┌─ EXERCISE DATA

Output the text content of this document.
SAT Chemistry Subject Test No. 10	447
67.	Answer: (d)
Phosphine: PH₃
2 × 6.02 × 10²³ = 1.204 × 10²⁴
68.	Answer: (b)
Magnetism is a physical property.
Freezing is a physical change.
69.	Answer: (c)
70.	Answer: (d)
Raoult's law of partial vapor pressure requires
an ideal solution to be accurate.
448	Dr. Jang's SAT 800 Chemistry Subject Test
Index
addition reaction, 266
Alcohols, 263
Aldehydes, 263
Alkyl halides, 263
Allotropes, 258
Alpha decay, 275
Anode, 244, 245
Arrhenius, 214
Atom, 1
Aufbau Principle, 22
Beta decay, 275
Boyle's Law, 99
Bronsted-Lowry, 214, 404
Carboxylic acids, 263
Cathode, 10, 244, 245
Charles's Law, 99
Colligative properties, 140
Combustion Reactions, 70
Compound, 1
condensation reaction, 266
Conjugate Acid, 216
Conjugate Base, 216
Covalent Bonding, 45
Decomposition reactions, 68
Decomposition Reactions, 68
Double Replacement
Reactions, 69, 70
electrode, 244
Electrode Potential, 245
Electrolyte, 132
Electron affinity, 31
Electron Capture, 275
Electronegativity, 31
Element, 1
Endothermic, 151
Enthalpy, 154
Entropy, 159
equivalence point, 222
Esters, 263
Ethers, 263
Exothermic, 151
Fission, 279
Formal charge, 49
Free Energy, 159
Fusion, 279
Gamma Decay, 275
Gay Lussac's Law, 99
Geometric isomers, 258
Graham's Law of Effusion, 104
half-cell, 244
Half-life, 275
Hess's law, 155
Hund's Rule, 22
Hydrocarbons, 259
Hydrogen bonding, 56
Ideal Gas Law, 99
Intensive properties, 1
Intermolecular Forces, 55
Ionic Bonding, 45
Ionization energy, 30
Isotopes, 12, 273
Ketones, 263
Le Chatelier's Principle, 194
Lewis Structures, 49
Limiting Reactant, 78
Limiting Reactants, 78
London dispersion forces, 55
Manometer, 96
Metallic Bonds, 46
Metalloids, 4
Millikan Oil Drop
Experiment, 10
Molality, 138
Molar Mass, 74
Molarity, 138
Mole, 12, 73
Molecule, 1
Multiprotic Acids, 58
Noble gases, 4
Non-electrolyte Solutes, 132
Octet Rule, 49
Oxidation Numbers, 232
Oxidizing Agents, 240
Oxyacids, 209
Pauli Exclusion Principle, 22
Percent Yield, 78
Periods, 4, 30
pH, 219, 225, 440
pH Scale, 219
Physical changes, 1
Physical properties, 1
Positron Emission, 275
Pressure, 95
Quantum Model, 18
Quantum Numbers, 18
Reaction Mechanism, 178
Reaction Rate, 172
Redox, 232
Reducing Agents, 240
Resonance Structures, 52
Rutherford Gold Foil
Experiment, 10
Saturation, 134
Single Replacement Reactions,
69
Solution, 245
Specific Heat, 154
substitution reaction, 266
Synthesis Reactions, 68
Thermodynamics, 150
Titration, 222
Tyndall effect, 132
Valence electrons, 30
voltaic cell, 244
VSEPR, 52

└─

EXERCISE GOAL> Each entry above is to be quoted exactly.

WORKED ANSWER>
Output the text content of this document.
SAT Chemistry Subject Test No. 10	447
67.	Answer: (d)
Phosphine: PH₃
2 × 6.02 × 10²³ = 1.204 × 10²⁴
68.	Answer: (b)
Magnetism is a physical property.
Freezing is a physical change.
69.	Answer: (c)
70.	Answer: (d)
Raoult's law of partial vapor pressure requires
an ideal solution to be accurate.
448	Dr. Jang's SAT 800 Chemistry Subject Test
Index
addition reaction, 266
Alcohols, 263
Aldehydes, 263
Alkyl halides, 263
Allotropes, 258
Alpha decay, 275
Anode, 244, 245
Arrhenius, 214
Atom, 1
Aufbau Principle, 22
Beta decay, 275
Boyle's Law, 99
Bronsted-Lowry, 214, 404
Carboxylic acids, 263
Cathode, 10, 244, 245
Charles's Law, 99
Colligative properties, 140
Combustion Reactions, 70
Compound, 1
condensation reaction, 266
Conjugate Acid, 216
Conjugate Base, 216
Covalent Bonding, 45
Decomposition reactions, 68
Decomposition Reactions, 68
Double Replacement
Reactions, 69, 70
electrode, 244
Electrode Potential, 245
Electrolyte, 132
Electron affinity, 31
Electron Capture, 275
Electronegativity, 31
Element, 1
Endothermic, 151
Enthalpy, 154
Entropy, 159
equivalence point, 222
Esters, 263
Ethers, 263
Exothermic, 151
Fission, 279
Formal charge, 49
Free Energy, 159
Fusion, 279
Gamma Decay, 275
Gay Lussac's Law, 99
Geometric isomers, 258
Graham's Law of Effusion, 104
half-cell, 244
Half-life, 275
Hess's law, 155
Hund's Rule, 22
Hydrocarbons, 259
Hydrogen bonding, 56
Ideal Gas Law, 99
Intensive properties, 1
Intermolecular Forces, 55
Ionic Bonding, 45
Ionization energy, 30
Isotopes, 12, 273
Ketones, 263
Le Chatelier's Principle, 194
Lewis Structures, 49
Limiting Reactant, 78
Limiting Reactants, 78
London dispersion forces, 55
Manometer, 96
Metallic Bonds, 46
Metalloids, 4
Millikan Oil Drop
Experiment, 10
Molality, 138
Molar Mass, 74
Molarity, 138
Mole, 12, 73
Molecule, 1
Multiprotic Acids, 58
Noble gases, 4
Non-electrolyte Solutes, 132
Octet Rule, 49
Oxidation Numbers, 232
Oxidizing Agents, 240
Oxyacids, 209
Pauli Exclusion Principle, 22
Percent Yield, 78
Periods, 4, 30
pH, 219, 225, 440
pH Scale, 219
Physical changes, 1
Physical properties, 1
Positron Emission, 275
Pressure, 95
Quantum Model, 18
Quantum Numbers, 18
Reaction Mechanism, 178
Reaction Rate, 172
Redox, 232
Reducing Agents, 240
Resonance Structures, 52
Rutherford Gold Foil
Experiment, 10
Saturation, 134
Single Replacement Reactions,
69
Solution, 245
Specific Heat, 154
substitution reaction, 266
Synthesis Reactions, 68
Thermodynamics, 150
Titration, 222
Tyndall effect, 132
Valence electrons, 30
voltaic cell, 244
VSEPR, 52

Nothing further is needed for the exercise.